WRITTEN INSTRUCTION:
Reproduce the data below verbatim from the line containing "Read the values" through its final line, and produce nothing more.

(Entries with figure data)
· · · ·

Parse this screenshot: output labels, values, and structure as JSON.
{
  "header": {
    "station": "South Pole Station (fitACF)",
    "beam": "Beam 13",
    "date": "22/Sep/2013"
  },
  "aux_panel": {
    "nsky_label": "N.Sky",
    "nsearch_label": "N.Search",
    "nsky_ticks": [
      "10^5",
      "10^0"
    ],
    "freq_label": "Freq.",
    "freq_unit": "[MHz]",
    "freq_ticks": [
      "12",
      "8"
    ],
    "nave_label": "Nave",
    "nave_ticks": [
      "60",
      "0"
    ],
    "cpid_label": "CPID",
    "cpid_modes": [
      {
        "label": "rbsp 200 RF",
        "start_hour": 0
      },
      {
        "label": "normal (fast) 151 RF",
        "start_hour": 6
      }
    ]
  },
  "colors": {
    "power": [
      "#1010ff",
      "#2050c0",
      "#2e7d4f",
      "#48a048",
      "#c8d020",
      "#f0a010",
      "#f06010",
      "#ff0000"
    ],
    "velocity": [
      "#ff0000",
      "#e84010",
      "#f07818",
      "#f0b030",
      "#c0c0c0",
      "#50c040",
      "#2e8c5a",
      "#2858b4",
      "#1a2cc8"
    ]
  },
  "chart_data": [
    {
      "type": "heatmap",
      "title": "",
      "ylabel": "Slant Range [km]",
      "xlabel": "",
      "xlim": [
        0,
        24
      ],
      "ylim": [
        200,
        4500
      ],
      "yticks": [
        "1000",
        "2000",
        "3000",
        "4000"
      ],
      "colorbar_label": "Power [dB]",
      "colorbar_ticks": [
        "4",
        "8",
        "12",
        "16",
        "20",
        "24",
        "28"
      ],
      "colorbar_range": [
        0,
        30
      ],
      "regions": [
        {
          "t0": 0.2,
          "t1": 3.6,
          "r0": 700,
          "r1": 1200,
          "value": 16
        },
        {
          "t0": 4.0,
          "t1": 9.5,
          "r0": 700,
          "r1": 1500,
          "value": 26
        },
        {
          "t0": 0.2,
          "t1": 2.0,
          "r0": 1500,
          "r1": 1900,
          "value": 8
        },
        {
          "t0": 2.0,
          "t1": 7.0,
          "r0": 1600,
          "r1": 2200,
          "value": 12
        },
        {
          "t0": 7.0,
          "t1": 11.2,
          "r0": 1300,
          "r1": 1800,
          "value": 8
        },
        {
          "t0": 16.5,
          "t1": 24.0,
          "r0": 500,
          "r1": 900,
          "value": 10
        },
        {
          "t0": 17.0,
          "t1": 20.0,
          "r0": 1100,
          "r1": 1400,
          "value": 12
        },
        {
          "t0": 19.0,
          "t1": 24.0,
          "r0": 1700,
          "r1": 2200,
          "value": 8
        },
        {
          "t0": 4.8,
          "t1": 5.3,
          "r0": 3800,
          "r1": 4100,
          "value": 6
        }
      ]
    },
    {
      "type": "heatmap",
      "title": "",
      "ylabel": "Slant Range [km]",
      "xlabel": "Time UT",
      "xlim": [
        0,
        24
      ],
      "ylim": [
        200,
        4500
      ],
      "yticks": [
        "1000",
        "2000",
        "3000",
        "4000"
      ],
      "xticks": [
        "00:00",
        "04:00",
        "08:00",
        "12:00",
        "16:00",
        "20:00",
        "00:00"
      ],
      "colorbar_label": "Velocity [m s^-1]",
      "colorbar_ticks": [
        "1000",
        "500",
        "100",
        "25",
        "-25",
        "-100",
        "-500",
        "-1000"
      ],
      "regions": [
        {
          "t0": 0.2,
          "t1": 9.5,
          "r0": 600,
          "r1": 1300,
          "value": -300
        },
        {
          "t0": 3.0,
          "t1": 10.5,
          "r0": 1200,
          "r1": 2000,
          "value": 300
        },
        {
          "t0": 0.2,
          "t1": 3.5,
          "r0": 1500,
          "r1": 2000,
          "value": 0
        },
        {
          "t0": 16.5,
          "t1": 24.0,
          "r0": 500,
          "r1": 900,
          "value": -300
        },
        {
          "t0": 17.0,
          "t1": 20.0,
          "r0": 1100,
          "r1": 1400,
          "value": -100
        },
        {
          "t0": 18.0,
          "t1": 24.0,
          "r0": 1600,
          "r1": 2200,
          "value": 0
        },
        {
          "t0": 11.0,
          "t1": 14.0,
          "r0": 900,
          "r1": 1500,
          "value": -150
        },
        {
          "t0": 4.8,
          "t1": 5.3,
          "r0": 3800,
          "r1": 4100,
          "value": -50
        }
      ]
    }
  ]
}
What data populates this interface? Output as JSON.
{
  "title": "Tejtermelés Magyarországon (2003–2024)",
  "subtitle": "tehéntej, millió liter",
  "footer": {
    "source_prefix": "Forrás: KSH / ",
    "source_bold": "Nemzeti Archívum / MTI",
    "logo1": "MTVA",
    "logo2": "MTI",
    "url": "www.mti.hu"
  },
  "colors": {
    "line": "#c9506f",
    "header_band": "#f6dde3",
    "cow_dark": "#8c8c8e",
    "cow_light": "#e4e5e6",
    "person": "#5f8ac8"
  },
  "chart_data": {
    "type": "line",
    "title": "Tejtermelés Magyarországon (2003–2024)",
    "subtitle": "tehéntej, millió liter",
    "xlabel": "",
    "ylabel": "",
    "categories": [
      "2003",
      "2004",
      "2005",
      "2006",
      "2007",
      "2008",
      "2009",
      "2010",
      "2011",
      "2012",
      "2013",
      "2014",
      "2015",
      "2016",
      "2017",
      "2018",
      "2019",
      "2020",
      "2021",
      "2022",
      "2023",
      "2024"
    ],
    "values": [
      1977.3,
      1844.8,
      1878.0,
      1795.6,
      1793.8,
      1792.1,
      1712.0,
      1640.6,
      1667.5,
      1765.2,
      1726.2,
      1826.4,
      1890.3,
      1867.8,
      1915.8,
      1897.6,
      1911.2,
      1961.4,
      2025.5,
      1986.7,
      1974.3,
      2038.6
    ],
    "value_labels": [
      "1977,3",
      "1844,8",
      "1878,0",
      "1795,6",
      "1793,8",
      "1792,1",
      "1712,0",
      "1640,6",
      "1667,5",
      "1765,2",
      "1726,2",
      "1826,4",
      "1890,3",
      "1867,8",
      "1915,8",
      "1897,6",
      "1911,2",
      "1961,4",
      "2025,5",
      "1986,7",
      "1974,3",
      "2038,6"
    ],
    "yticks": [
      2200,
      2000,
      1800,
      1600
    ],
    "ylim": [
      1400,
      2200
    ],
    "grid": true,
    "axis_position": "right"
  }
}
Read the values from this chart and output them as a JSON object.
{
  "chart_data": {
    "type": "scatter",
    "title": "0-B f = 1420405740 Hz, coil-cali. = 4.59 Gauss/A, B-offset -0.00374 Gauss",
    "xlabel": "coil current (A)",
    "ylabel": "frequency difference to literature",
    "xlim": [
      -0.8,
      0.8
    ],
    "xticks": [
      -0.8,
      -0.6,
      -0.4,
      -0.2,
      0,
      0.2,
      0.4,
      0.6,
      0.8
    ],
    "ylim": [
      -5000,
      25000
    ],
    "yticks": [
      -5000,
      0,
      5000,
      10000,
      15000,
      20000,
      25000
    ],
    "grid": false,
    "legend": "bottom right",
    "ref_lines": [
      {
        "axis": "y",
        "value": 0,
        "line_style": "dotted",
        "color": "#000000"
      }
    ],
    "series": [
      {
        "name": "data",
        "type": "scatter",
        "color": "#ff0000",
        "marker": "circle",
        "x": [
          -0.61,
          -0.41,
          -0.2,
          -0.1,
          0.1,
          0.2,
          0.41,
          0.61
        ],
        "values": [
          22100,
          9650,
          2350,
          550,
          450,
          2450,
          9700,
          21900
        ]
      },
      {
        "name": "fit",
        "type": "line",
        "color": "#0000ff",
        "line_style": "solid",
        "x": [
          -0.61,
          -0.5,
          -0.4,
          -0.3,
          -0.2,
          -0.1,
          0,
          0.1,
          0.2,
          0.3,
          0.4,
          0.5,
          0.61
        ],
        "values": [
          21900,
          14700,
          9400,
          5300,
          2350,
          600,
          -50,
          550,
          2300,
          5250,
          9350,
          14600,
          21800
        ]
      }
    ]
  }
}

· · · ·

CORRECT ANSWER:
Read the values from this chart and output them as a JSON object.
{
  "chart_data": {
    "type": "scatter",
    "title": "0-B f = 1420405740 Hz, coil-cali. = 4.59 Gauss/A, B-offset -0.00374 Gauss",
    "xlabel": "coil current (A)",
    "ylabel": "frequency difference to literature",
    "xlim": [
      -0.8,
      0.8
    ],
    "xticks": [
      -0.8,
      -0.6,
      -0.4,
      -0.2,
      0,
      0.2,
      0.4,
      0.6,
      0.8
    ],
    "ylim": [
      -5000,
      25000
    ],
    "yticks": [
      -5000,
      0,
      5000,
      10000,
      15000,
      20000,
      25000
    ],
    "grid": false,
    "legend": "bottom right",
    "ref_lines": [
      {
        "axis": "y",
        "value": 0,
        "line_style": "dotted",
        "color": "#000000"
      }
    ],
    "series": [
      {
        "name": "data",
        "type": "scatter",
        "color": "#ff0000",
        "marker": "circle",
        "x": [
          -0.61,
          -0.41,
          -0.2,
          -0.1,
          0.1,
          0.2,
          0.41,
          0.61
        ],
        "values": [
          22100,
          9650,
          2350,
          550,
          450,
          2450,
          9700,
          21900
        ]
      },
      {
        "name": "fit",
        "type": "line",
        "color": "#0000ff",
        "line_style": "solid",
        "x": [
          -0.61,
          -0.5,
          -0.4,
          -0.3,
          -0.2,
          -0.1,
          0,
          0.1,
          0.2,
          0.3,
          0.4,
          0.5,
          0.61
        ],
        "values": [
          21900,
          14700,
          9400,
          5300,
          2350,
          600,
          -50,
          550,
          2300,
          5250,
          9350,
          14600,
          21800
        ]
      }
    ]
  }
}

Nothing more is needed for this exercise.